Data rows >>
· · · · · · ·

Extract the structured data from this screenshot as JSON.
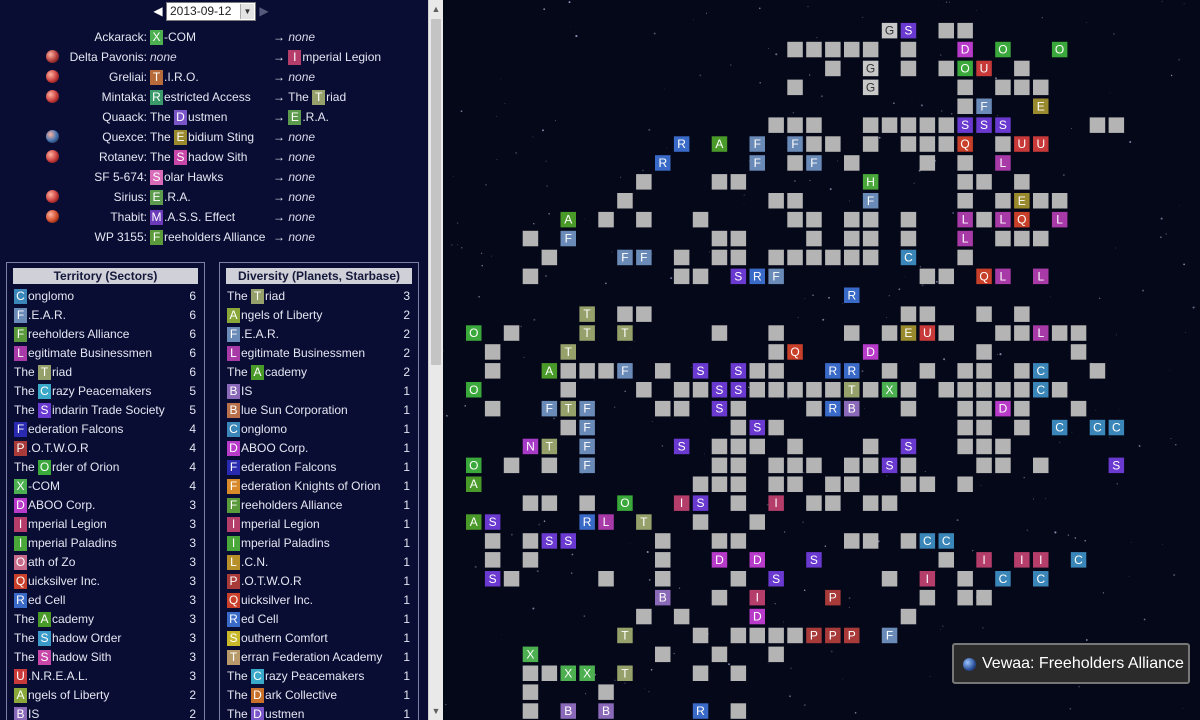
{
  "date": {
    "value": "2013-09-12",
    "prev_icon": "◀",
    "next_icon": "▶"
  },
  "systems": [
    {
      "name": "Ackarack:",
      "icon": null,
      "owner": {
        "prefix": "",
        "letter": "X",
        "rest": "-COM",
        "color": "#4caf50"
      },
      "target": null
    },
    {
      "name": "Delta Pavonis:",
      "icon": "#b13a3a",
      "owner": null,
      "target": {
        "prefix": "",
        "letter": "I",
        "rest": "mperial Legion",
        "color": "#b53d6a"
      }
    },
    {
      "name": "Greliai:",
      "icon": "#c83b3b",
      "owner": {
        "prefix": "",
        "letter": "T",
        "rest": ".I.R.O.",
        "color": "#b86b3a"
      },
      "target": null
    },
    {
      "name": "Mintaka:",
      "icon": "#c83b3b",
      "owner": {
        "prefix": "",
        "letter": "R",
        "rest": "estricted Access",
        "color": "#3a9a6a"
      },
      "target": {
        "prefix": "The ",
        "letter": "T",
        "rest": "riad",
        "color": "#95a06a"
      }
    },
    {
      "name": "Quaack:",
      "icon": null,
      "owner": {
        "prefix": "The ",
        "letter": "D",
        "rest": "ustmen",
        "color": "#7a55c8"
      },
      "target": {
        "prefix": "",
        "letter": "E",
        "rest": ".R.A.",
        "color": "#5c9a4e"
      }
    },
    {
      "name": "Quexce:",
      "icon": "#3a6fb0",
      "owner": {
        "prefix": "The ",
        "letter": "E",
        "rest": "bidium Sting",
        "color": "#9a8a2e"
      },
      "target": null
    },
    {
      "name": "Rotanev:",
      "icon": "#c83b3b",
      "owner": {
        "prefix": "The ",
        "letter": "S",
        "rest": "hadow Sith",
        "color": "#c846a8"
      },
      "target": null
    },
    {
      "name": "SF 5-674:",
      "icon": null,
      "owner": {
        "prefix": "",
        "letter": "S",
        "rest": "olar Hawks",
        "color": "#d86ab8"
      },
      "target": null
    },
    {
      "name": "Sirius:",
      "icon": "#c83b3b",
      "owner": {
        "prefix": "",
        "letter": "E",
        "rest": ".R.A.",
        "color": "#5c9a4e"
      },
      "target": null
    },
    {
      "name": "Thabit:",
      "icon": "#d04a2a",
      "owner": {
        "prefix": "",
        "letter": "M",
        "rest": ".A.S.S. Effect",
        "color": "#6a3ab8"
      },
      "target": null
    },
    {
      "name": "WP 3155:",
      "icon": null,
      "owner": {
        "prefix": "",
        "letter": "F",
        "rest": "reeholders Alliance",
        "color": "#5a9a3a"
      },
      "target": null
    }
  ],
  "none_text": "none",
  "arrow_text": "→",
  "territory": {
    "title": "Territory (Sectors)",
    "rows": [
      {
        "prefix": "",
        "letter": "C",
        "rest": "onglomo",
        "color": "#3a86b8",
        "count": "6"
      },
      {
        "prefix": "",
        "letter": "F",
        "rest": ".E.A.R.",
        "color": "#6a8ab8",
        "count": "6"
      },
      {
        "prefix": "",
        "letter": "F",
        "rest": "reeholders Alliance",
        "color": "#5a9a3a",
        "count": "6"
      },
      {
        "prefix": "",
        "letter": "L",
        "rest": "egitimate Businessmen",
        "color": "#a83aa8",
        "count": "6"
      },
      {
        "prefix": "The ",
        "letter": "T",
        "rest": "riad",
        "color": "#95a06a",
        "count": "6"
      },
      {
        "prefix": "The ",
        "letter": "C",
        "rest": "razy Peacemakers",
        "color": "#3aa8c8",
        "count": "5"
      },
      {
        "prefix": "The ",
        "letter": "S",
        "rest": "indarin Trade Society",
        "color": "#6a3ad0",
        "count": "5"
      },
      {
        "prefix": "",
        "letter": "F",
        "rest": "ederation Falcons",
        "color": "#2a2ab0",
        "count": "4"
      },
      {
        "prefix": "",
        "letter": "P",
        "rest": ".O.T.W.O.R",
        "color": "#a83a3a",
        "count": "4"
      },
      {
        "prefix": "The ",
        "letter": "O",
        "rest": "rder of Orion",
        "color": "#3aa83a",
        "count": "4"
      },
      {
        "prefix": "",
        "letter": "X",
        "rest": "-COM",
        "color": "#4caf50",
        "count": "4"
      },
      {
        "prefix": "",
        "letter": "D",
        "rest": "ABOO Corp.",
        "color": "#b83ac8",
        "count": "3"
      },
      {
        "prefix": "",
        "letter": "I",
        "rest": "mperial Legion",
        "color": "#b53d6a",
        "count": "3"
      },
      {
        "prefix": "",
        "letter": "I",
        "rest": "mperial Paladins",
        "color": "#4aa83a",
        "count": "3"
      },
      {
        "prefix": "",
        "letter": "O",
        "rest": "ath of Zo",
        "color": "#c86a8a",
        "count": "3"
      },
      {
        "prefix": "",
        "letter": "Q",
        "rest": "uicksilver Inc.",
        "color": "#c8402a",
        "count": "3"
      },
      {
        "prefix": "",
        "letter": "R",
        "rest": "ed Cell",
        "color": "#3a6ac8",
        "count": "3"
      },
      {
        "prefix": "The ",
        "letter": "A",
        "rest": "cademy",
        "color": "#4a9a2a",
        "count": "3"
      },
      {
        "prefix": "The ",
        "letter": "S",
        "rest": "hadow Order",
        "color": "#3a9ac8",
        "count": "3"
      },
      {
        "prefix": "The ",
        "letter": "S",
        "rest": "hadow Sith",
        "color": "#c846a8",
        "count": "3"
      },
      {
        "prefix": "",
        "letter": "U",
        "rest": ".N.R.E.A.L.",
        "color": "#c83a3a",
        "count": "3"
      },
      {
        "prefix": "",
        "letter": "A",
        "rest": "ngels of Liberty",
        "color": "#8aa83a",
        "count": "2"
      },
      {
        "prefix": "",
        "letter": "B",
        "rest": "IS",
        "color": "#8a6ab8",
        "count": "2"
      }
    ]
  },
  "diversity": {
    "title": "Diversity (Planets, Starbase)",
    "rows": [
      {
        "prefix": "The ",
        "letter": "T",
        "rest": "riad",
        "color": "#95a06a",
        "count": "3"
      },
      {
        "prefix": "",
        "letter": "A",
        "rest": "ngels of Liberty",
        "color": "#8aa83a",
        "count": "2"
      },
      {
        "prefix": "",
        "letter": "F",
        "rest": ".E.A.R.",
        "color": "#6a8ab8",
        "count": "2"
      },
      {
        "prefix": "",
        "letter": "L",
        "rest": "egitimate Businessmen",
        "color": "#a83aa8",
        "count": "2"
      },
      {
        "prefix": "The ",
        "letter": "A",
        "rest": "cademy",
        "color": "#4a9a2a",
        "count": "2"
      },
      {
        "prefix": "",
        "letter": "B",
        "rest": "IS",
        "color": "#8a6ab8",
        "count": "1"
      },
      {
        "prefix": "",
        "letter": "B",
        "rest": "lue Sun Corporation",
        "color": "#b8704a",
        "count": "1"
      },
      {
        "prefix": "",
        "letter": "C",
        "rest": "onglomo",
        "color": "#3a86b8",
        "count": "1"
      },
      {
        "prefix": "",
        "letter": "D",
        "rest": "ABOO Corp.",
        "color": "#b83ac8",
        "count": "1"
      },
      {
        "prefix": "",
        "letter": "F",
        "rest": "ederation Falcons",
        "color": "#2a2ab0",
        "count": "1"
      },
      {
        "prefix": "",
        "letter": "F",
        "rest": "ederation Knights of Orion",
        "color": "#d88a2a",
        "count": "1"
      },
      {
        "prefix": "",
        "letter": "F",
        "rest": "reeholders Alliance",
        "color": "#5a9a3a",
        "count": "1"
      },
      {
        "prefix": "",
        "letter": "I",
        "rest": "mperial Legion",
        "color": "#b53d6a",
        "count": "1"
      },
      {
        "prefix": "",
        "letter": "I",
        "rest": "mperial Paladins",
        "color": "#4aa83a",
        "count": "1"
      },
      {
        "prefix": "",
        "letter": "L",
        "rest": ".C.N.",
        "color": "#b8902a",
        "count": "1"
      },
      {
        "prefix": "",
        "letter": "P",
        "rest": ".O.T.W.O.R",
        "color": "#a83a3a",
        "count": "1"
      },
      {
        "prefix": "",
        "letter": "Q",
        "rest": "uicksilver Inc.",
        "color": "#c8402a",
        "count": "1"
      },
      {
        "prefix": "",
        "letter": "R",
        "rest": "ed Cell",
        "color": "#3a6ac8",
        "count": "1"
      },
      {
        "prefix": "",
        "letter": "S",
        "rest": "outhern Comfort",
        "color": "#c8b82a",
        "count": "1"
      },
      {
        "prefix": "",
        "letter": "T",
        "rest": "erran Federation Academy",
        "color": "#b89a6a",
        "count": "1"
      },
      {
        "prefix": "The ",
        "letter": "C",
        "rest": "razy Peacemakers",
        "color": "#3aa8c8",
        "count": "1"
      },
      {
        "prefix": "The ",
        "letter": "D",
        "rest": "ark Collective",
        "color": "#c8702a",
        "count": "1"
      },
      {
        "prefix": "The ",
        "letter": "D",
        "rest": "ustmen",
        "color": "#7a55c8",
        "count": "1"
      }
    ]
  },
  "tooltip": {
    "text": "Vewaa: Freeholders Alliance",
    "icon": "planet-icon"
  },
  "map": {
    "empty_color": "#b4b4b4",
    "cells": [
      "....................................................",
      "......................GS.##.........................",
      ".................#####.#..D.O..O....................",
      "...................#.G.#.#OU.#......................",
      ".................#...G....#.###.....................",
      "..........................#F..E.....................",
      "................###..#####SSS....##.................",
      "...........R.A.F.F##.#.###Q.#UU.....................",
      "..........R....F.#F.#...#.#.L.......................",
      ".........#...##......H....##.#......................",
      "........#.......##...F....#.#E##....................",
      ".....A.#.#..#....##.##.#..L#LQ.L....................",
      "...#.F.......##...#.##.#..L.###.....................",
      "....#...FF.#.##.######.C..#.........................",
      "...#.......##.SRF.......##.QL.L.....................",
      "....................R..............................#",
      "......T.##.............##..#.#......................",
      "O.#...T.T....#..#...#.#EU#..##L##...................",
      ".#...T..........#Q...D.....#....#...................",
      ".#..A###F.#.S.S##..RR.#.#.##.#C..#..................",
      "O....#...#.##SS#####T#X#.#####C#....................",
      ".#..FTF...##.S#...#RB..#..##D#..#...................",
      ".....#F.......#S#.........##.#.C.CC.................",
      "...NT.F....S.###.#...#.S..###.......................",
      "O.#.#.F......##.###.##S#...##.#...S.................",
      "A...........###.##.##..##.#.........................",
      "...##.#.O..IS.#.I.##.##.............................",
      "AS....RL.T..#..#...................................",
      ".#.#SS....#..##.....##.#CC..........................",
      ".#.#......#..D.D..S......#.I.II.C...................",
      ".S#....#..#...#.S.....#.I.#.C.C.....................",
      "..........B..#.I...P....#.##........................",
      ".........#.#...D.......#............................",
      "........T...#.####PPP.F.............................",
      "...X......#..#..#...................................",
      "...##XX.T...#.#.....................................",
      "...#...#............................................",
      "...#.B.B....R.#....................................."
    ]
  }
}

· · · · · · ·

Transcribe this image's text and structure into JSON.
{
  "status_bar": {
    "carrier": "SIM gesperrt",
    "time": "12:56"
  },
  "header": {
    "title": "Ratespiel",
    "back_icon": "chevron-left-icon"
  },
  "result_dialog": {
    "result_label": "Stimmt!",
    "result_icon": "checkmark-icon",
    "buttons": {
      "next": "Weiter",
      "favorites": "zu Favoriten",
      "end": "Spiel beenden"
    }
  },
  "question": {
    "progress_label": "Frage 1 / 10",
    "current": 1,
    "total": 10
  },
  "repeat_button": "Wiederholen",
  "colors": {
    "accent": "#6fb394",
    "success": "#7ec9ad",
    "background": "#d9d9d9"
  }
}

· · · · · · ·

Task >> In the material above, show every line where the word "this" turns up.

Complete answer >>
Extract the structured data from this screenshot as JSON.
Transcribe this image's text and structure into JSON.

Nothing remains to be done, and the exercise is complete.